▶ _DATASET CONTENT_
START

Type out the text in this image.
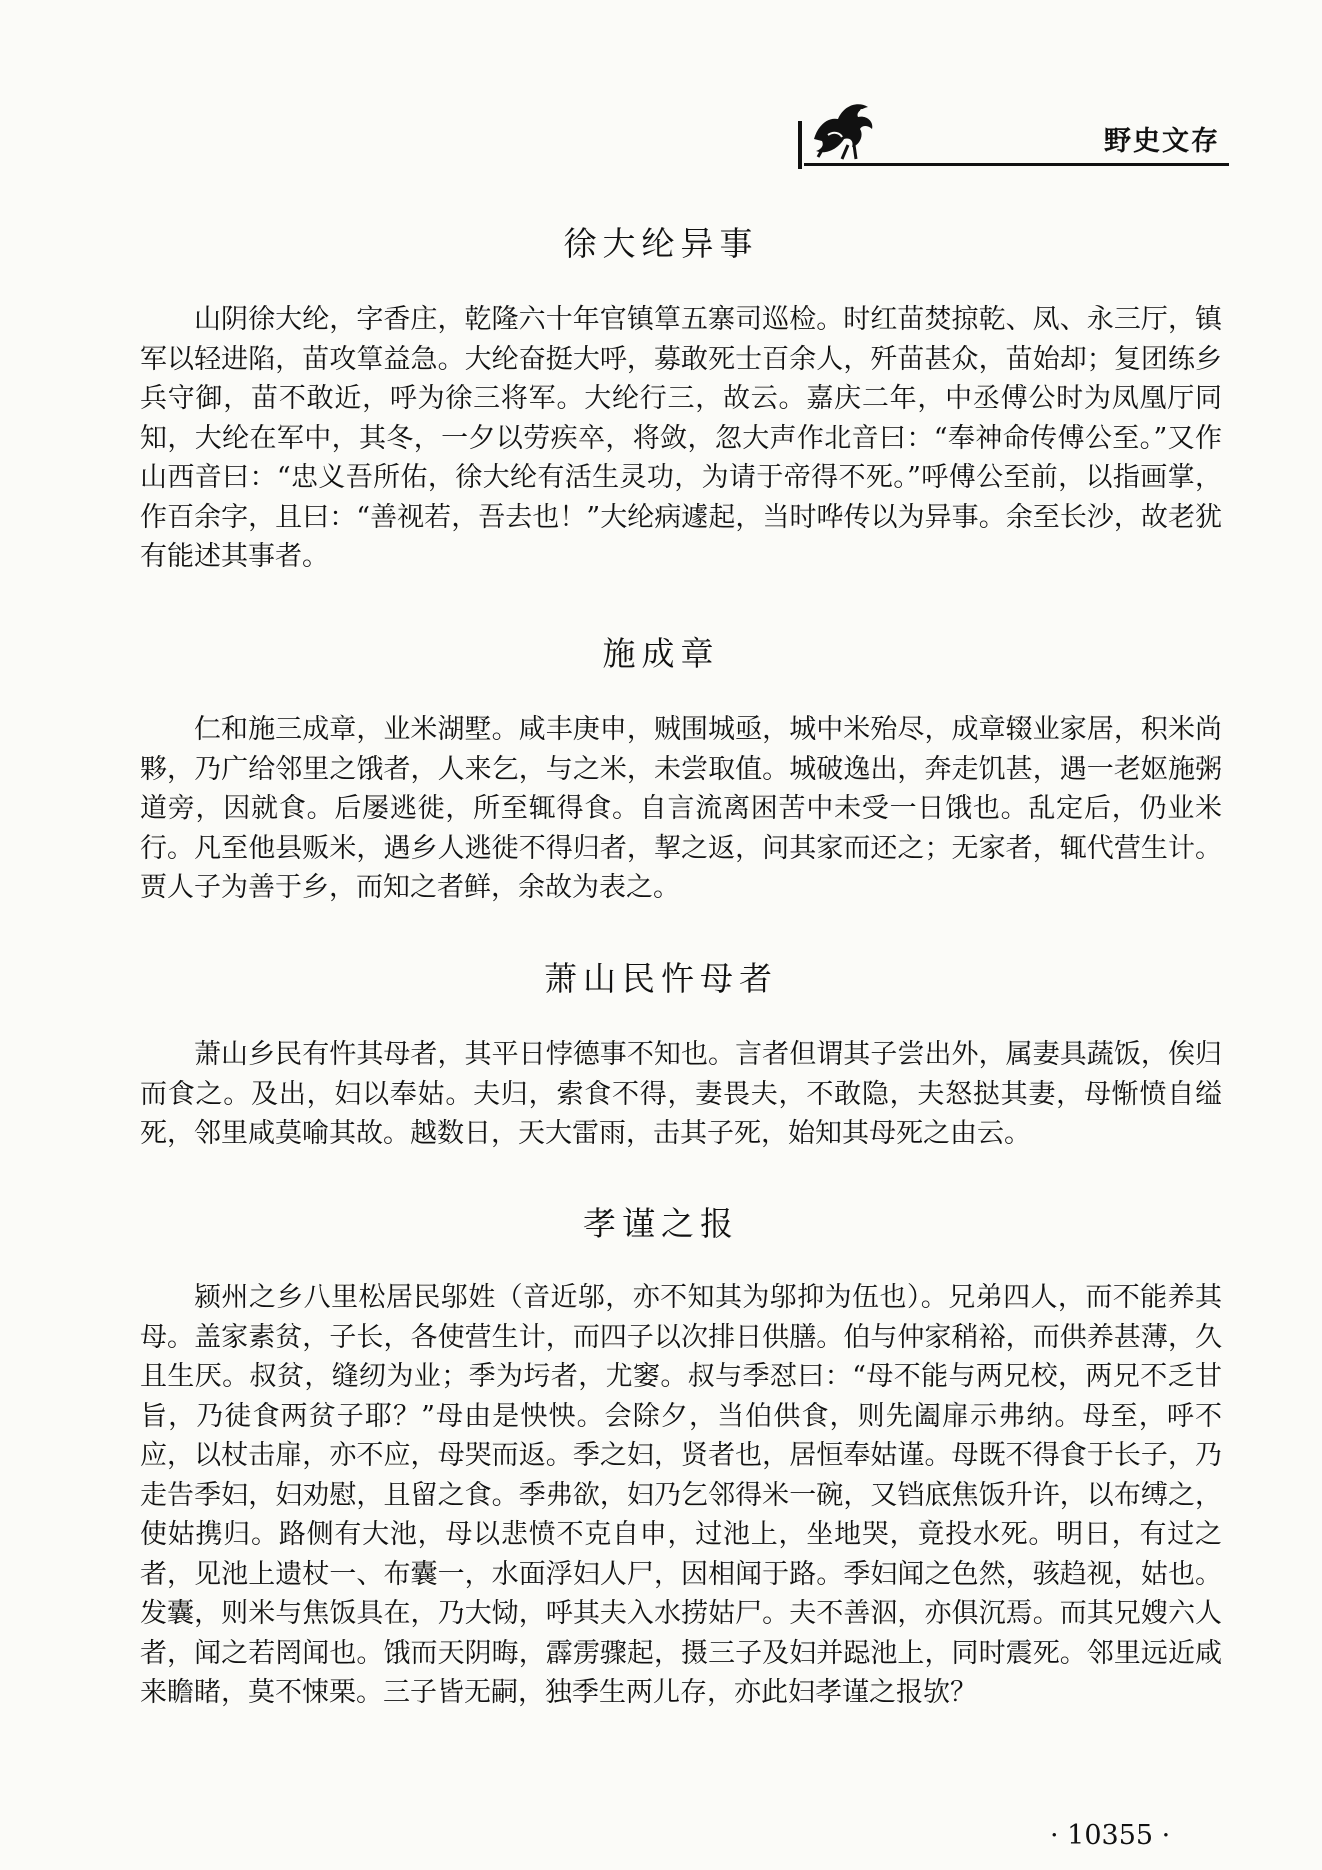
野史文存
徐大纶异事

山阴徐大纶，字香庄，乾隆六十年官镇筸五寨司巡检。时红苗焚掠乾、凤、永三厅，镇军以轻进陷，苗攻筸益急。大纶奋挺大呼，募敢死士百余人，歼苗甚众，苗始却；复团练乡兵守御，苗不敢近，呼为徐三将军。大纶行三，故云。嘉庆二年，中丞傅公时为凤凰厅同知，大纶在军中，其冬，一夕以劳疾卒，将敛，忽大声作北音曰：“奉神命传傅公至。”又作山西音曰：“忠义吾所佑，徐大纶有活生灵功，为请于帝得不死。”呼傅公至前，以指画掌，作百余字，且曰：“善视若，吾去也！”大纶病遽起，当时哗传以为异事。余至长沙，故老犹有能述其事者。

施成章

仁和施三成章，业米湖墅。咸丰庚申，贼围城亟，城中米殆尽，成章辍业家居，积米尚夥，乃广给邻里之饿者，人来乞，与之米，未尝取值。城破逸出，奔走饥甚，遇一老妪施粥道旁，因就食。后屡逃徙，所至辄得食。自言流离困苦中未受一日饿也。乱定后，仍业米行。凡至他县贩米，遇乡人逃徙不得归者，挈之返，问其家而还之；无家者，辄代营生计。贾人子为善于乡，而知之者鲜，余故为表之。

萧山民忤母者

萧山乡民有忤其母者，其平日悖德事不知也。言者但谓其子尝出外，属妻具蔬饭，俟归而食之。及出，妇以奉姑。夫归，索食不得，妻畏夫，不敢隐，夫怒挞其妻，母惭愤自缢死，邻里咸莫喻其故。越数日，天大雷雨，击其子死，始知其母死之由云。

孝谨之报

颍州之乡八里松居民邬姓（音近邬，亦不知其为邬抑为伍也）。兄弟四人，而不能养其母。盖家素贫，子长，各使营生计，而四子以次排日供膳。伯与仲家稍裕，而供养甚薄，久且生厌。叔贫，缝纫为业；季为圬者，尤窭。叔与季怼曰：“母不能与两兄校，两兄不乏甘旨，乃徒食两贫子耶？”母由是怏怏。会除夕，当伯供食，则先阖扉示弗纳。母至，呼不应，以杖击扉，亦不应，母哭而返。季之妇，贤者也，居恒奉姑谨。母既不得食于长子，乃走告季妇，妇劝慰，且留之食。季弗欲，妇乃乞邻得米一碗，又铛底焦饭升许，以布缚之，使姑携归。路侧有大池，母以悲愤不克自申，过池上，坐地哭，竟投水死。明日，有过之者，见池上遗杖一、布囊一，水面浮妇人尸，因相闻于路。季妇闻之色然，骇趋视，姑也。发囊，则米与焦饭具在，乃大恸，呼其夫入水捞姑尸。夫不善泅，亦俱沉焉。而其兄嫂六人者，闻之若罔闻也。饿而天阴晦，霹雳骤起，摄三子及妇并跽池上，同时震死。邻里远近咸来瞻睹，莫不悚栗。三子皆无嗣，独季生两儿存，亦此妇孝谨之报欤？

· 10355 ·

END

▶ _GIVEN REQUEST_
Extract every line of the data exactly; pictures stay out.

▶ _RESPONSE TO THIS EXERCISE_
Type out the text in this image.
野史文存
徐大纶异事

山阴徐大纶，字香庄，乾隆六十年官镇筸五寨司巡检。时红苗焚掠乾、凤、永三厅，镇军以轻进陷，苗攻筸益急。大纶奋挺大呼，募敢死士百余人，歼苗甚众，苗始却；复团练乡兵守御，苗不敢近，呼为徐三将军。大纶行三，故云。嘉庆二年，中丞傅公时为凤凰厅同知，大纶在军中，其冬，一夕以劳疾卒，将敛，忽大声作北音曰：“奉神命传傅公至。”又作山西音曰：“忠义吾所佑，徐大纶有活生灵功，为请于帝得不死。”呼傅公至前，以指画掌，作百余字，且曰：“善视若，吾去也！”大纶病遽起，当时哗传以为异事。余至长沙，故老犹有能述其事者。

施成章

仁和施三成章，业米湖墅。咸丰庚申，贼围城亟，城中米殆尽，成章辍业家居，积米尚夥，乃广给邻里之饿者，人来乞，与之米，未尝取值。城破逸出，奔走饥甚，遇一老妪施粥道旁，因就食。后屡逃徙，所至辄得食。自言流离困苦中未受一日饿也。乱定后，仍业米行。凡至他县贩米，遇乡人逃徙不得归者，挈之返，问其家而还之；无家者，辄代营生计。贾人子为善于乡，而知之者鲜，余故为表之。

萧山民忤母者

萧山乡民有忤其母者，其平日悖德事不知也。言者但谓其子尝出外，属妻具蔬饭，俟归而食之。及出，妇以奉姑。夫归，索食不得，妻畏夫，不敢隐，夫怒挞其妻，母惭愤自缢死，邻里咸莫喻其故。越数日，天大雷雨，击其子死，始知其母死之由云。

孝谨之报

颍州之乡八里松居民邬姓（音近邬，亦不知其为邬抑为伍也）。兄弟四人，而不能养其母。盖家素贫，子长，各使营生计，而四子以次排日供膳。伯与仲家稍裕，而供养甚薄，久且生厌。叔贫，缝纫为业；季为圬者，尤窭。叔与季怼曰：“母不能与两兄校，两兄不乏甘旨，乃徒食两贫子耶？”母由是怏怏。会除夕，当伯供食，则先阖扉示弗纳。母至，呼不应，以杖击扉，亦不应，母哭而返。季之妇，贤者也，居恒奉姑谨。母既不得食于长子，乃走告季妇，妇劝慰，且留之食。季弗欲，妇乃乞邻得米一碗，又铛底焦饭升许，以布缚之，使姑携归。路侧有大池，母以悲愤不克自申，过池上，坐地哭，竟投水死。明日，有过之者，见池上遗杖一、布囊一，水面浮妇人尸，因相闻于路。季妇闻之色然，骇趋视，姑也。发囊，则米与焦饭具在，乃大恸，呼其夫入水捞姑尸。夫不善泅，亦俱沉焉。而其兄嫂六人者，闻之若罔闻也。饿而天阴晦，霹雳骤起，摄三子及妇并跽池上，同时震死。邻里远近咸来瞻睹，莫不悚栗。三子皆无嗣，独季生两儿存，亦此妇孝谨之报欤？

· 10355 ·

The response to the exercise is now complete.